Aim of the exercise — Identify every line containing the word "name" and reproduce each one.
====================
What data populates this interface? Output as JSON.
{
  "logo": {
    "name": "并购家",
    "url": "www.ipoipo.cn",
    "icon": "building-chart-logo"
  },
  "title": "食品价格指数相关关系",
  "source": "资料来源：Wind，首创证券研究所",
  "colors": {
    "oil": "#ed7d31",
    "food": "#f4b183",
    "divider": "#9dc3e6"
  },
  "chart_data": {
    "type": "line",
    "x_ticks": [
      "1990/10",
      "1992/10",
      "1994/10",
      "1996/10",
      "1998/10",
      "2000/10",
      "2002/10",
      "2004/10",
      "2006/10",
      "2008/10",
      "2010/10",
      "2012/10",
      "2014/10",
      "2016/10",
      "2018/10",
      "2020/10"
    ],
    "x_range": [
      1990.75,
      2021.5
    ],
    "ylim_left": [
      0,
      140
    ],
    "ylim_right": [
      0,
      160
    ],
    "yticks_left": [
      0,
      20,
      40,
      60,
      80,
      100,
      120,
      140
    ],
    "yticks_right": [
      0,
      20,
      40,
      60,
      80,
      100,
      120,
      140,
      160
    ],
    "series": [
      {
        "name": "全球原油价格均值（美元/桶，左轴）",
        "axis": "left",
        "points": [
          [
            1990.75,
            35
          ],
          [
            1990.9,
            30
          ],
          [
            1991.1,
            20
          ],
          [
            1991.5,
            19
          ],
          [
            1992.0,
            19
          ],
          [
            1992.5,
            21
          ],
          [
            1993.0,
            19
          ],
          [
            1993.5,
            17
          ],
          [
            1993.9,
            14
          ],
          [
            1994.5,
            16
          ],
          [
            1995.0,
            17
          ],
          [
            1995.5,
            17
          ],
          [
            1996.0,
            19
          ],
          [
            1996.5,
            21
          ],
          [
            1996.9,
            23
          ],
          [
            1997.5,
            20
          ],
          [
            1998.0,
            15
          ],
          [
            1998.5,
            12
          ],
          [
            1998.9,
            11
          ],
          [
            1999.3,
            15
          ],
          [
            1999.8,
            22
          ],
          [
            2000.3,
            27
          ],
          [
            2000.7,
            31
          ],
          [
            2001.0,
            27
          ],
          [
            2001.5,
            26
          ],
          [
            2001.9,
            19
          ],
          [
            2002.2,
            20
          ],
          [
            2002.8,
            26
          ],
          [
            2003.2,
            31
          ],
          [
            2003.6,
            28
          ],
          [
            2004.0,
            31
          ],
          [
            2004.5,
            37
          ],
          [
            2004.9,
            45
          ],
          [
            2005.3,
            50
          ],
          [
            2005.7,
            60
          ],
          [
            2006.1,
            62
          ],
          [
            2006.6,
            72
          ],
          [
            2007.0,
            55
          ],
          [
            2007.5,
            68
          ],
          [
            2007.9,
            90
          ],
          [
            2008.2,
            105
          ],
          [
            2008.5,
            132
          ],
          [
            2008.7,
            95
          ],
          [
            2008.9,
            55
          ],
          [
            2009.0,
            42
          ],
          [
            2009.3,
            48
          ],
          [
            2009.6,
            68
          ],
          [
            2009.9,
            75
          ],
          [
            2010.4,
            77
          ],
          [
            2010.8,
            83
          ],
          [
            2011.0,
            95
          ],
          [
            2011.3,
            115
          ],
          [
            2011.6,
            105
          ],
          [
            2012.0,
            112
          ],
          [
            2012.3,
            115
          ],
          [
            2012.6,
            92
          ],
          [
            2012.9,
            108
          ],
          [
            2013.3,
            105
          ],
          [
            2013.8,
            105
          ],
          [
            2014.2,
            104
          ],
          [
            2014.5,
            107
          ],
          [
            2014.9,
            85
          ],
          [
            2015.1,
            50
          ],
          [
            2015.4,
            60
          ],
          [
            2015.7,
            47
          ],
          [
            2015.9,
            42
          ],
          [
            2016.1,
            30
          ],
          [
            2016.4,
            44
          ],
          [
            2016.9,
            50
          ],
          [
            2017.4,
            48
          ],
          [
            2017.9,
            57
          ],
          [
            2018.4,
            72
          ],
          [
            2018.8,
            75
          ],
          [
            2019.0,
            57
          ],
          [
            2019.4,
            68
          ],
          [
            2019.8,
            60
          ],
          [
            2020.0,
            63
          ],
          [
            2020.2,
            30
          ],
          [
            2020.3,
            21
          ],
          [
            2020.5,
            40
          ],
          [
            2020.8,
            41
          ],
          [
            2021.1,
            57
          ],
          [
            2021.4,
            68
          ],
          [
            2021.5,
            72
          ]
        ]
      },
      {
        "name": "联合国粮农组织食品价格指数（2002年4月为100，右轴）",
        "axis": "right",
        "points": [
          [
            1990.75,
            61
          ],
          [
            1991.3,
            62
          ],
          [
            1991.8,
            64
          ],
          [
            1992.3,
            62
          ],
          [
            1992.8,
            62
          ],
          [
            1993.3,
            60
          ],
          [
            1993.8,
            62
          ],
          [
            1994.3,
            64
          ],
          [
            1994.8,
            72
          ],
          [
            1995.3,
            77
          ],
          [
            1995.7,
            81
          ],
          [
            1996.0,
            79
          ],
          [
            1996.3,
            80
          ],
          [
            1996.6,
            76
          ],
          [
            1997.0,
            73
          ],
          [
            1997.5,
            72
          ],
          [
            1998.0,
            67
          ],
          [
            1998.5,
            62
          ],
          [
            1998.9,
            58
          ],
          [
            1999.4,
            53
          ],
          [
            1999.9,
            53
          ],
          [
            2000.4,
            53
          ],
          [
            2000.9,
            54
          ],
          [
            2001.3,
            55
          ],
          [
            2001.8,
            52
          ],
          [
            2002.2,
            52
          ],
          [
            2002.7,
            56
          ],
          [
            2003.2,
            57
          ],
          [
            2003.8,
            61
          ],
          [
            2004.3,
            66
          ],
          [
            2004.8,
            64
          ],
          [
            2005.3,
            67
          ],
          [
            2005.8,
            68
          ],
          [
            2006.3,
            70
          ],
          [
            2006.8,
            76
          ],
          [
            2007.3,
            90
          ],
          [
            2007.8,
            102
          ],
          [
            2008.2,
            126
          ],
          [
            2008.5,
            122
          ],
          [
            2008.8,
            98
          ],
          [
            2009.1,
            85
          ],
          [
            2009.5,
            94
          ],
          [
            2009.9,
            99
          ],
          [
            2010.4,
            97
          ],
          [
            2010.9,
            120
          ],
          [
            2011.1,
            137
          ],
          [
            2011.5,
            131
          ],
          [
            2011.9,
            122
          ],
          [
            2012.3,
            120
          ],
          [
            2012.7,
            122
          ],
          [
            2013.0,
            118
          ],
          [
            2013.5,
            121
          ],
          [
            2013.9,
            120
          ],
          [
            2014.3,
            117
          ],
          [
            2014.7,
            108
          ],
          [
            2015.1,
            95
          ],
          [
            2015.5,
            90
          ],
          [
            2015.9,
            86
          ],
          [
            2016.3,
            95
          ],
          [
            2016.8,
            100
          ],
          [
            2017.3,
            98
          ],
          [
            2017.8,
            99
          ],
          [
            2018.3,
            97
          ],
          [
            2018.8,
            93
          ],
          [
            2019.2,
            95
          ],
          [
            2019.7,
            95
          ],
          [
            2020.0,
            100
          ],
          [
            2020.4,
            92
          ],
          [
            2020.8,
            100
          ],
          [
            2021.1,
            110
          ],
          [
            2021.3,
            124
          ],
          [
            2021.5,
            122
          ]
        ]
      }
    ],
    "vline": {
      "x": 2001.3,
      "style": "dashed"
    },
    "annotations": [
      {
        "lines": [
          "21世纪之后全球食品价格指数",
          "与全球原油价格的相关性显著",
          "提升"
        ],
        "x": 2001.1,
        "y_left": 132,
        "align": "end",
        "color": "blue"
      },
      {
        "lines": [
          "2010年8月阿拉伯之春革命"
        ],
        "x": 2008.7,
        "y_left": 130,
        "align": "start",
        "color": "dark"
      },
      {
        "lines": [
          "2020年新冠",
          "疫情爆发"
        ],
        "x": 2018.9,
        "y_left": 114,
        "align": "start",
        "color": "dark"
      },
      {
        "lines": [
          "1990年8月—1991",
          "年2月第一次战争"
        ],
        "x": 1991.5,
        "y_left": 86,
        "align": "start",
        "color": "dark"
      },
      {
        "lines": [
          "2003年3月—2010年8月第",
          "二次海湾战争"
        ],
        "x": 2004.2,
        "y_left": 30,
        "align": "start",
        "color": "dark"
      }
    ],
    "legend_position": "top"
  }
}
====================
Correct response —
    "name": "并购家",
        "name": "全球原油价格均值（美元/桶，左轴）",
        "name": "联合国粮农组织食品价格指数（2002年4月为100，右轴）",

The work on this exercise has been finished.